Data for the task.

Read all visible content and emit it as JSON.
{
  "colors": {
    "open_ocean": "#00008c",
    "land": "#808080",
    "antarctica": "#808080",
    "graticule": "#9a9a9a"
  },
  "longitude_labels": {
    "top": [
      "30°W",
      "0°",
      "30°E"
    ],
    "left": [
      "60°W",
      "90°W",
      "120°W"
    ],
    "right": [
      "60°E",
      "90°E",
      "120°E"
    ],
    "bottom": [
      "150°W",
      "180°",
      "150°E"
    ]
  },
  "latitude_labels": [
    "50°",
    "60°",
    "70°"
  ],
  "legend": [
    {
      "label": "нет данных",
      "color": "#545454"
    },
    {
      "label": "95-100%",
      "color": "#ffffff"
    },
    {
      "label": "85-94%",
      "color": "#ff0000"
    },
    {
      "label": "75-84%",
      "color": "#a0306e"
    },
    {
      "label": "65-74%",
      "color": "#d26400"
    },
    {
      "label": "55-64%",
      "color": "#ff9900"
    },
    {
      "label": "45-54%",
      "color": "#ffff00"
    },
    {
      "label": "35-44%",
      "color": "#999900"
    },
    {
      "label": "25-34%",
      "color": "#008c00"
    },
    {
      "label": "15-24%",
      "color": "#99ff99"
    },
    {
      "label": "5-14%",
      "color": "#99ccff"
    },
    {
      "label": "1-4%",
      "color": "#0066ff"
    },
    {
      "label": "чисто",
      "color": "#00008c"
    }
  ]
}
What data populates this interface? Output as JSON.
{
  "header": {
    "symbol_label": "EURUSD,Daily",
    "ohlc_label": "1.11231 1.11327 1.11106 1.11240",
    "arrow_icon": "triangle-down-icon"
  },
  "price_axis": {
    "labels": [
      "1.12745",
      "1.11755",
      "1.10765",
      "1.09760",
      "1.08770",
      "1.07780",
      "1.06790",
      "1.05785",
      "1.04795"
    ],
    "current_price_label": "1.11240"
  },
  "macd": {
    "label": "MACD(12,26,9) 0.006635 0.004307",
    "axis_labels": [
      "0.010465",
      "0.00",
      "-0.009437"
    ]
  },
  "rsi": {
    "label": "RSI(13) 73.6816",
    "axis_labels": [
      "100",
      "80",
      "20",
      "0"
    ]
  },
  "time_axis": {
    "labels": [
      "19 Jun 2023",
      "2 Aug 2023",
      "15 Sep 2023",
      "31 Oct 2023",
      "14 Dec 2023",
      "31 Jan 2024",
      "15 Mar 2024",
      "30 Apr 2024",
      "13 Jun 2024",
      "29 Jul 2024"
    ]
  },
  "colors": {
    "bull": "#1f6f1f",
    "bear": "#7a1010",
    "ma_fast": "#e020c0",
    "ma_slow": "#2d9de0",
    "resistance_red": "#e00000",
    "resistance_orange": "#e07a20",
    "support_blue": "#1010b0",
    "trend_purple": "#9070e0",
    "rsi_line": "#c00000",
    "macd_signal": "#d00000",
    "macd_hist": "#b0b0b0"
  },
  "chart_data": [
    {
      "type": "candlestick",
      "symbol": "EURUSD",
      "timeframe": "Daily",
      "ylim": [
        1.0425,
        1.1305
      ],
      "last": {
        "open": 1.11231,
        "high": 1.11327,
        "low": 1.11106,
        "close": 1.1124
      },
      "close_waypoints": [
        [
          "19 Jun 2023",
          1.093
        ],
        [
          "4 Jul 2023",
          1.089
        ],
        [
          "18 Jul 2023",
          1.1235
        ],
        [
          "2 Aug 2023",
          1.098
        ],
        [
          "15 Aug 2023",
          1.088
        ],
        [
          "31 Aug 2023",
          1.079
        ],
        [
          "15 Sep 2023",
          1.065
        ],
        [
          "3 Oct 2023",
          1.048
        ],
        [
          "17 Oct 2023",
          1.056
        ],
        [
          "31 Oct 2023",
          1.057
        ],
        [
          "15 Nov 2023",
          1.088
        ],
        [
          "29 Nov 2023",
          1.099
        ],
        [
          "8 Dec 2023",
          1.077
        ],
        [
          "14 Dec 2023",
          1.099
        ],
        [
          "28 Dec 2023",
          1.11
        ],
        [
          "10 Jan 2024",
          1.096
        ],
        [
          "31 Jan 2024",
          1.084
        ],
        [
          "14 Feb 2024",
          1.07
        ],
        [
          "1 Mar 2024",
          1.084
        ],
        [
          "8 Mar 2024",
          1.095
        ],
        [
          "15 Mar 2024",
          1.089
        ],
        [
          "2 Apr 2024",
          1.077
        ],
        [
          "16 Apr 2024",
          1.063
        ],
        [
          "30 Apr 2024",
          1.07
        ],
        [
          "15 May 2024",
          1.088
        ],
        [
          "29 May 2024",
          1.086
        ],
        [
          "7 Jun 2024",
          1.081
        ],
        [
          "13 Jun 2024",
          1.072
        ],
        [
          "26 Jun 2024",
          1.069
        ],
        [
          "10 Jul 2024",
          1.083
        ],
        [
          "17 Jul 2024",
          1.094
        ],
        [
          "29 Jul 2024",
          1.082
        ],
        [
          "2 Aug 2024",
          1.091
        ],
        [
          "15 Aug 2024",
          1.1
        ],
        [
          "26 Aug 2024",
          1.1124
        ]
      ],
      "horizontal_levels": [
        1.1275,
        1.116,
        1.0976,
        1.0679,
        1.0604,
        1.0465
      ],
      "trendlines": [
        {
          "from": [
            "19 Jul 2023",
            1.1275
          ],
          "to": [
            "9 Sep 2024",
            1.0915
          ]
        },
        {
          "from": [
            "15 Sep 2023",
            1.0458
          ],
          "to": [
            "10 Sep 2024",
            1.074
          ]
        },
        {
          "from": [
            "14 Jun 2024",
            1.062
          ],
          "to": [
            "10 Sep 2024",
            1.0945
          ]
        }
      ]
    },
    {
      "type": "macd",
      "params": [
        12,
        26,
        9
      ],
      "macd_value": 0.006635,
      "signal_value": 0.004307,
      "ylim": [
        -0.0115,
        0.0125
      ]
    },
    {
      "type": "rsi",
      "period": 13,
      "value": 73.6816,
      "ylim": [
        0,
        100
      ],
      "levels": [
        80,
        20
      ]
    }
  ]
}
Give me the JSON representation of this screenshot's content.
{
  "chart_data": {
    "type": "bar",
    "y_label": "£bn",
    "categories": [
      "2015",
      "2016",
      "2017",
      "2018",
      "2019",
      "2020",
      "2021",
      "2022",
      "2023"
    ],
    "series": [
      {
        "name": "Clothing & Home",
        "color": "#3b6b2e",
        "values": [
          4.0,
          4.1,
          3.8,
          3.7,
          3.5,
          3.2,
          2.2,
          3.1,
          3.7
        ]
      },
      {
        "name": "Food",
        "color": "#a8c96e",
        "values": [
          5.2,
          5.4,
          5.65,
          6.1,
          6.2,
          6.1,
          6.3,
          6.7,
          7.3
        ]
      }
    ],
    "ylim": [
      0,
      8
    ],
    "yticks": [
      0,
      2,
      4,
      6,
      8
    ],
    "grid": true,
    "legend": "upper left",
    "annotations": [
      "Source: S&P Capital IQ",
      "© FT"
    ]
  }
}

Set task.
Determine how many lines of the listing above hold the word "JSON". Report that number without anything else.

Solution to this exercise.
3